QUOTED PASSAGE:

Archive- It 5.0 is our next generation (and completely redesigned) web application for archiving the web. This new version of the web application is the result of direct feedback from our partner community and our 10 years of experience providing the leading web archiving service for collecting and accessing cultural heritage on the web.
Features and enhancements:
The centerpiece of our 5.0 software release is the totally redesigned user interface of our web application, the first total redesign since our launch in 2006. This sleeker, modernized, graphical UI will make the experience of archiving web content easier and more efficient.
To make managing annual subscription details simpler and easier, we are phasing out annual document budgets in favor of a single data budget. Statistics on year-to-date and total documents and data archived can still be found on the account homepage. However, the figures and graphic provided for archived data provide an simple overview of current subscription data usage.
Rich seed management information
Partners can now manage seeds with detailed new information, including seed-specific crawl histories and post crawl reports. This will help quickly access and assess seeds' settings, metadata, and scope modifications.
New and enhanced seed types
- Assign/edit seed "type" to archive more or less material by default
- Archive material that had previously been "one hop" outside of default scope setting
Partners have long had the ability to apply specific scoping rules to their seeds automatically upon their creation by assigning them a "type." In the past, these have included a "Default" type for most websites, a "One Page Only" type to archive single web pages without following their out-bound links, and an "RSS/News Feed" type to crawl and archive only the newest links as they are added to a regularly updated page or feed. With Archive-It 5.0, partners can use these same options (just with slightly different names) and some new ones:
- Standard: Crawl and archive any seed with the default scope settings.
- Standard Plus External Links (Standard+): Crawl and archive with default settings, but also include the first linked pages outside of the normal crawl scope. This type has also been known asOne Hop Off.

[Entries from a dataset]
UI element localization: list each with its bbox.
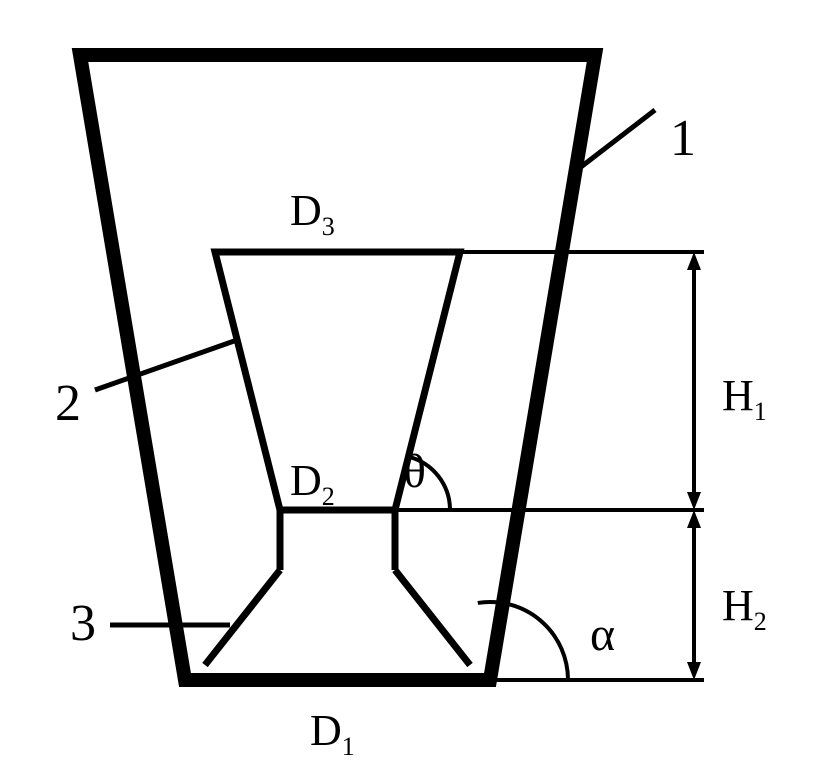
inner-lower-left-slant: [205, 570, 280, 665]
label-theta: θ: [403, 445, 426, 498]
callout-1: 1: [670, 110, 696, 167]
inner-lower-right-slant: [395, 570, 470, 665]
arrowhead: [687, 662, 701, 680]
label-d1: D1: [310, 706, 355, 761]
label-d3: D3: [290, 186, 335, 241]
label-h1: H1: [722, 371, 767, 426]
callout-2: 2: [55, 375, 81, 432]
engineering-diagram: D1 D2 D3 H1 H2 θ α 1 2 3: [0, 0, 816, 763]
arrowhead: [687, 510, 701, 528]
callout-3: 3: [70, 595, 96, 652]
leader-2: [95, 340, 237, 390]
arrowhead: [687, 492, 701, 510]
arrowhead: [687, 252, 701, 270]
label-h2: H2: [722, 581, 767, 636]
label-d2: D2: [290, 456, 335, 511]
label-alpha: α: [590, 608, 615, 661]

EXERCISES TO COMPLETE:
**a.** According to the Archive-It 5.0 page, why is the service phasing out annual document budgets? Answer in one to three sentences.
**b.** Carry on the Archive-It 5.0 page from the point where it stops.

ANSWERS IN ORDER:
**a.** Annual document budgets are being phased out to make managing annual subscription details simpler and easier. They are being replaced by a single data budget.

**b.**
- One Page: Crawl and archive a single web page and its components without archiving outside pages linked.
- One Page Plus External Links (One Page+): Craw and archive a single web page, its components, and the first linked pages that would otherwise be considered out of scope.
For complete guidance on these new and enhanced types, and when/how to apply them see: How to assign and edit a "seed type"
Seed-level scoping rules
Crawls can now be designed to apply scoping rules at the seed level, meaning that partners can expand or limit the data archived from specific hosts depending upon the seed. Previously, the feature had only been enabled at the collection level, to simultaneously apply to all crawls and seeds in a given collection. This will help specifically define the precise material that partners do/don't want to collect for their archives.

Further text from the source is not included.